START Record excerpts

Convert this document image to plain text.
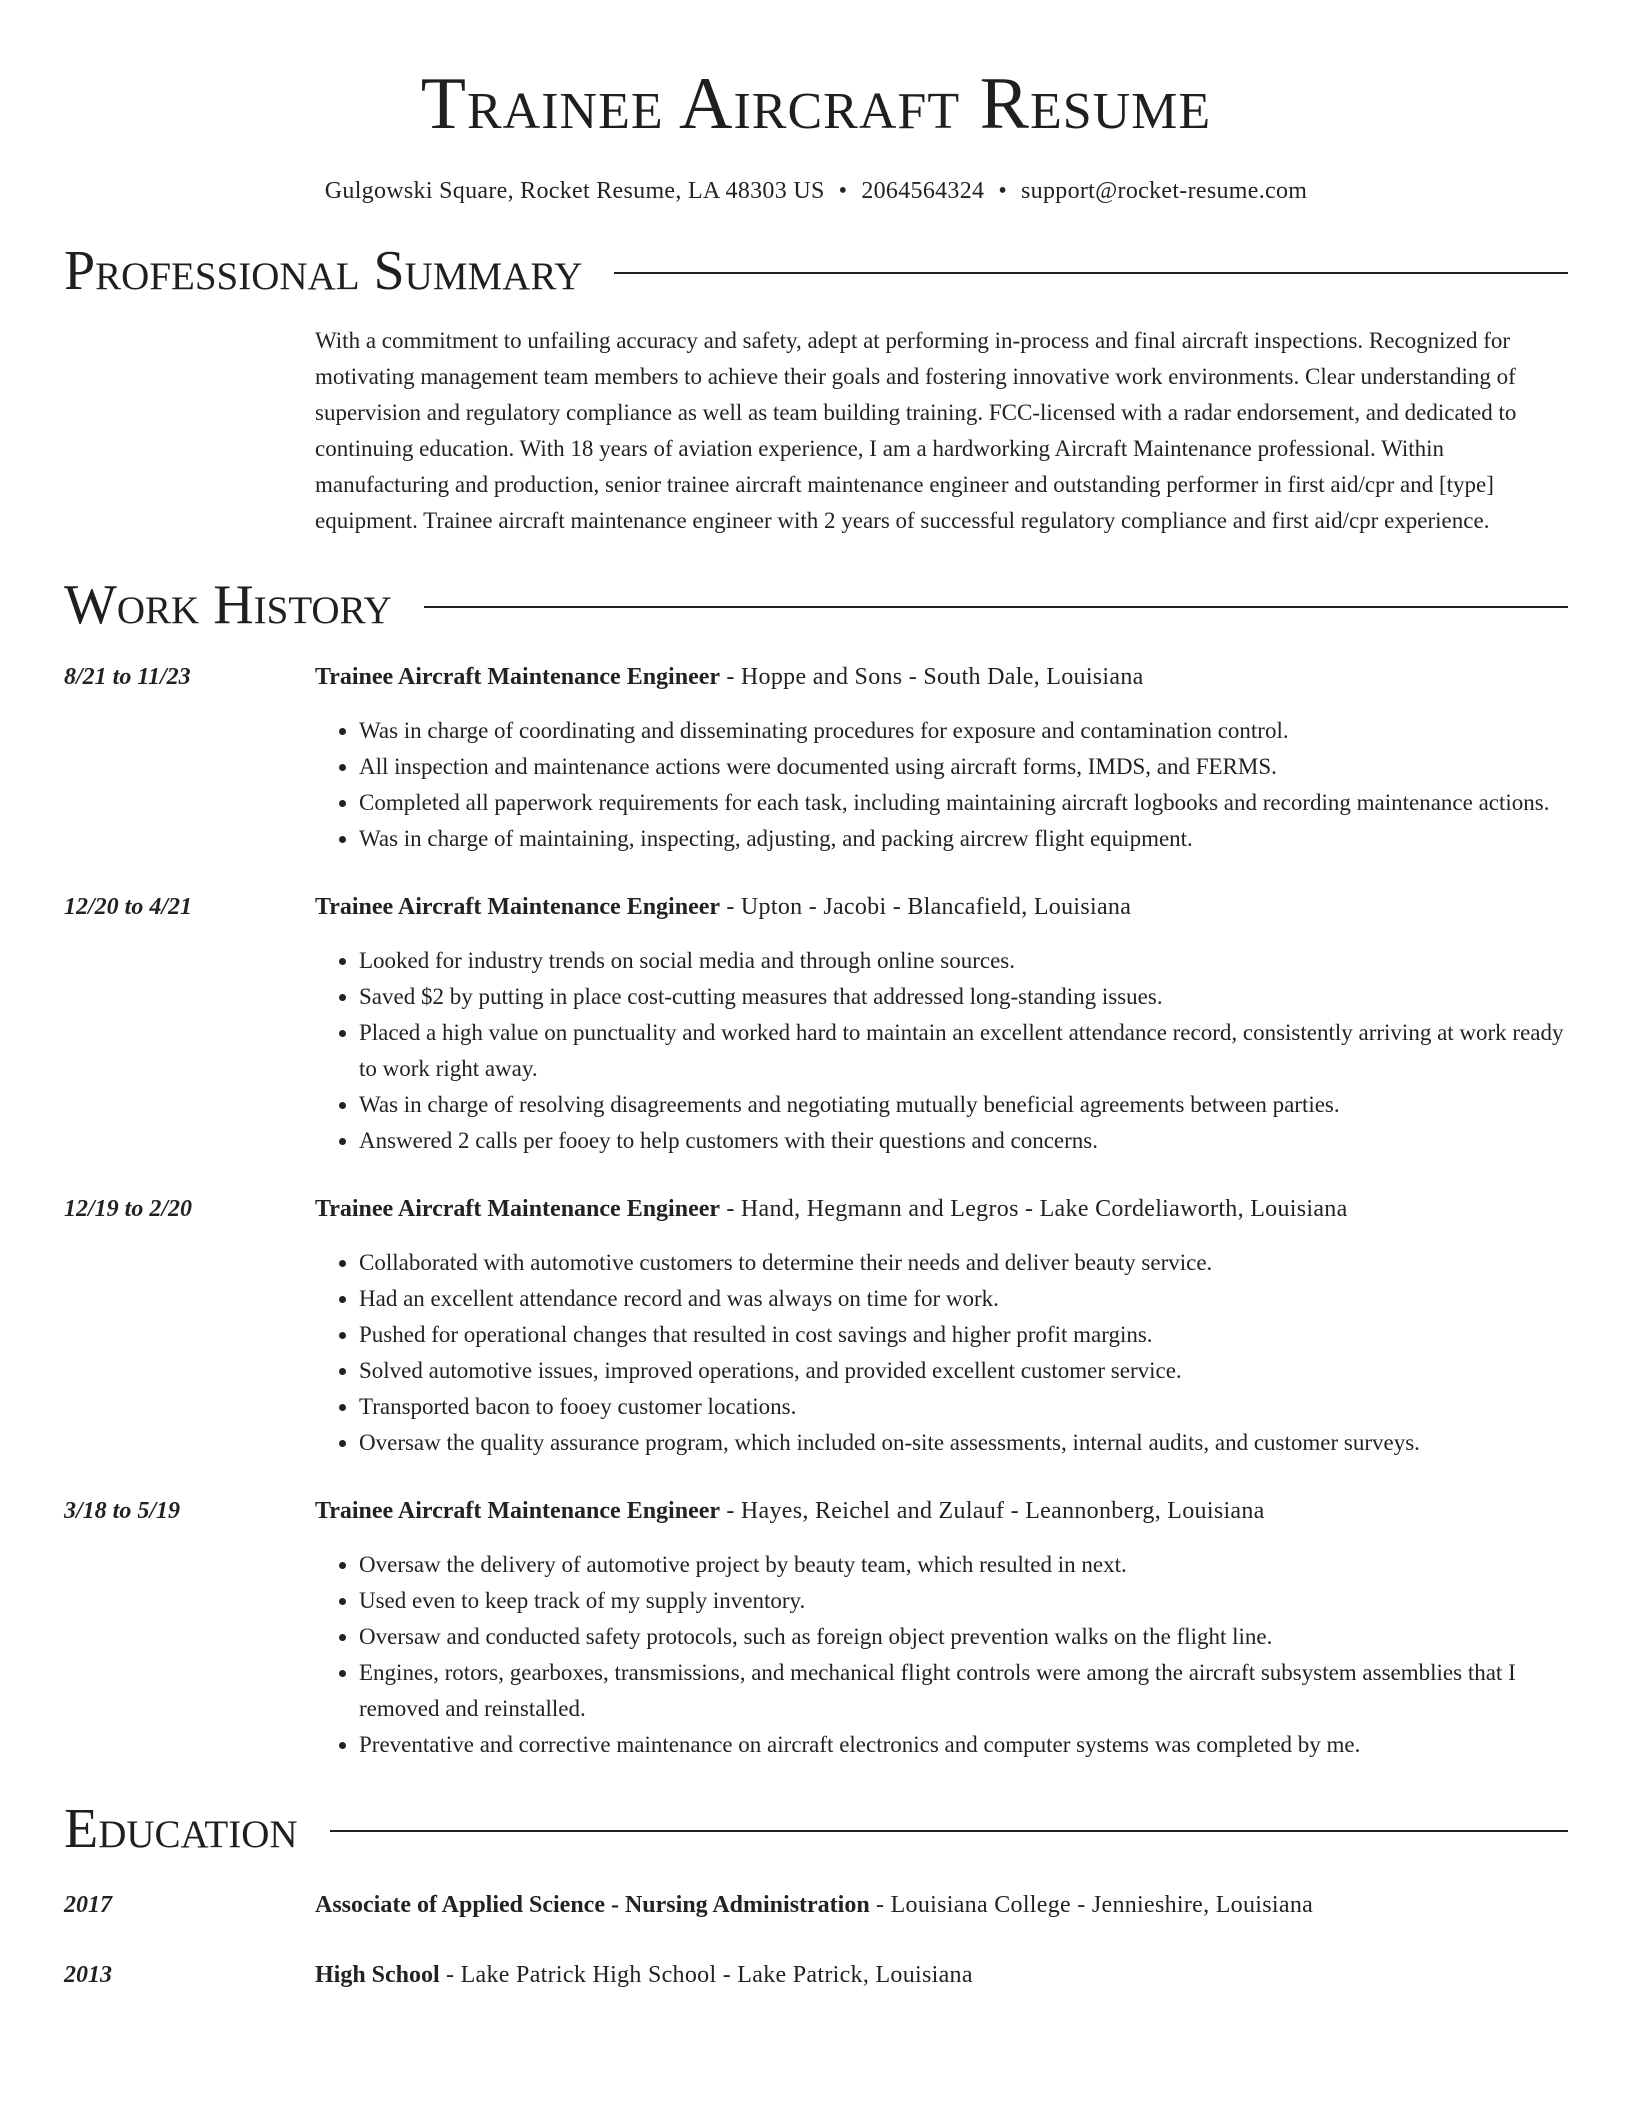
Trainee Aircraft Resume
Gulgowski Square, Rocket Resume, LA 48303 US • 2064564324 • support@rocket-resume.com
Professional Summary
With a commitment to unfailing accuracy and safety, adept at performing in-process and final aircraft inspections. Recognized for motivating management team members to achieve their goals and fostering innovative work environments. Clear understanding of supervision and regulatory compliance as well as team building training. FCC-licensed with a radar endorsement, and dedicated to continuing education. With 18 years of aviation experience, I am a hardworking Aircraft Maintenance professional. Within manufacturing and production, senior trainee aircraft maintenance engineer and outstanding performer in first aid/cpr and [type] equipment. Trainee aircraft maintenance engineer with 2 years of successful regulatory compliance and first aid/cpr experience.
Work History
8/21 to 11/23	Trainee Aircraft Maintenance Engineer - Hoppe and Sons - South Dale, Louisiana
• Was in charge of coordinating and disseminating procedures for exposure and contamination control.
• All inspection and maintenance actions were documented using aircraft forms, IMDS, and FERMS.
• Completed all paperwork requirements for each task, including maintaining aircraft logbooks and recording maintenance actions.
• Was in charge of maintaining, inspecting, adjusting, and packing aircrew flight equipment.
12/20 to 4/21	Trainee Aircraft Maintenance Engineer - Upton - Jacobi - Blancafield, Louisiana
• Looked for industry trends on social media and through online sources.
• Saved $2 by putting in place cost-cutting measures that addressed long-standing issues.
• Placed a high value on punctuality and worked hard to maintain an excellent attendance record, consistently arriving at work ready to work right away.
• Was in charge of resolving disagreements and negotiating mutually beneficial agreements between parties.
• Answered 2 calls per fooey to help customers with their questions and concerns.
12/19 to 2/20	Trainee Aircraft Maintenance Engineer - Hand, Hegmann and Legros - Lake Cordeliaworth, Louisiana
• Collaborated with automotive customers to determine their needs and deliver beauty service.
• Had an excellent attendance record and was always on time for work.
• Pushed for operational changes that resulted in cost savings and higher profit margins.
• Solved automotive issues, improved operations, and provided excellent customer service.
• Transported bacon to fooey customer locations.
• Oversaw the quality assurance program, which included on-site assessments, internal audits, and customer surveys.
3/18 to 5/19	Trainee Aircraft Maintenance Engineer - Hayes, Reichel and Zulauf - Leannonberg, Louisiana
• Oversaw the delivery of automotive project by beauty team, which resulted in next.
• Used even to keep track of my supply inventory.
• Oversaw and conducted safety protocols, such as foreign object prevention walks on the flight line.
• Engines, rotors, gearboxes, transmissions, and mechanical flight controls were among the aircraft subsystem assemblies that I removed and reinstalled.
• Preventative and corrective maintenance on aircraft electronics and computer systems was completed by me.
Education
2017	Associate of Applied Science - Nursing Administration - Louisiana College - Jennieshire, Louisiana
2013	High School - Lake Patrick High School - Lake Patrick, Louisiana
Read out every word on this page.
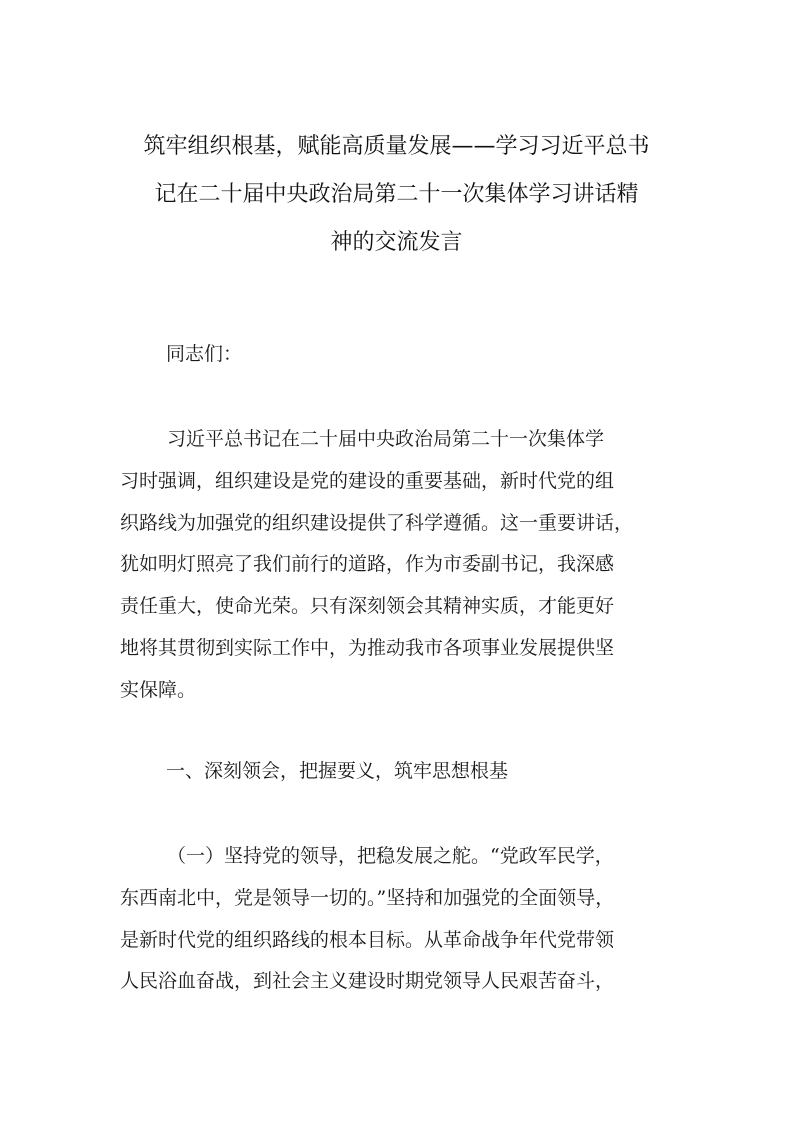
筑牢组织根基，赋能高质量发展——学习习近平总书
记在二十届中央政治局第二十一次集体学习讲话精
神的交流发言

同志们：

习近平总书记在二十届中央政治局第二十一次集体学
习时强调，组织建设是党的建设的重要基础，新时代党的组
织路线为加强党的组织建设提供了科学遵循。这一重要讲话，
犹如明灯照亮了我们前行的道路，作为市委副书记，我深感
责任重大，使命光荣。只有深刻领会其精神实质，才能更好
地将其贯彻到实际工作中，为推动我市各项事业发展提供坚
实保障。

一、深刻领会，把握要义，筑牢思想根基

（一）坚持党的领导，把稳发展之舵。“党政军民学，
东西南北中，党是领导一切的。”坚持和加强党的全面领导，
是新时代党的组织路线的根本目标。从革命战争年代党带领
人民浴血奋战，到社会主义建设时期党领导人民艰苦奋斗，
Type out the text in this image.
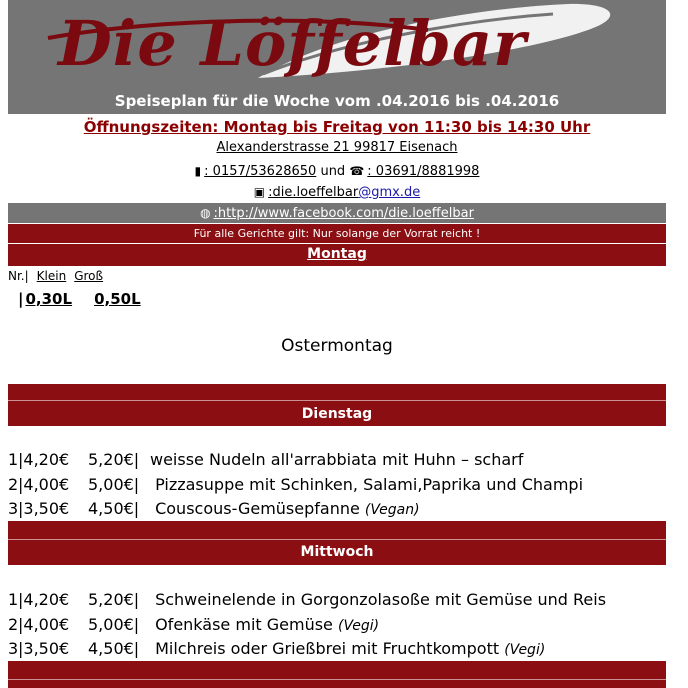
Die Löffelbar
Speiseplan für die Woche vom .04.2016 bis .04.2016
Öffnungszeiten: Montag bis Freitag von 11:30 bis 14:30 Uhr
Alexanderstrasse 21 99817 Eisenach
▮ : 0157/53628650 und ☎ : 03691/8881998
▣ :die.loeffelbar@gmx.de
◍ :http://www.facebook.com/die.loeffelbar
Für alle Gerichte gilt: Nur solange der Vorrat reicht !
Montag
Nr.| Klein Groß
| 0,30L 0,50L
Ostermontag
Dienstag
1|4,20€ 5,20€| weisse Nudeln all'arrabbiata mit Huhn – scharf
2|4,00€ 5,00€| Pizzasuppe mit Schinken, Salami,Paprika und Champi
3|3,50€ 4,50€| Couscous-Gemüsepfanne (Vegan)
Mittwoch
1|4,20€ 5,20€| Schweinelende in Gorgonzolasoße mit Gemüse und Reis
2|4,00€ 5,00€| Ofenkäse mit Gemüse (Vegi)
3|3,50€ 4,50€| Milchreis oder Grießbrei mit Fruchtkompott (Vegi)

END Record excerpts

Brief | Among the lines of the material, find those that hold the word "charge" and copy them.

The answer |
• Was in charge of coordinating and disseminating procedures for exposure and contamination control.
• Was in charge of maintaining, inspecting, adjusting, and packing aircrew flight equipment.
• Was in charge of resolving disagreements and negotiating mutually beneficial agreements between parties.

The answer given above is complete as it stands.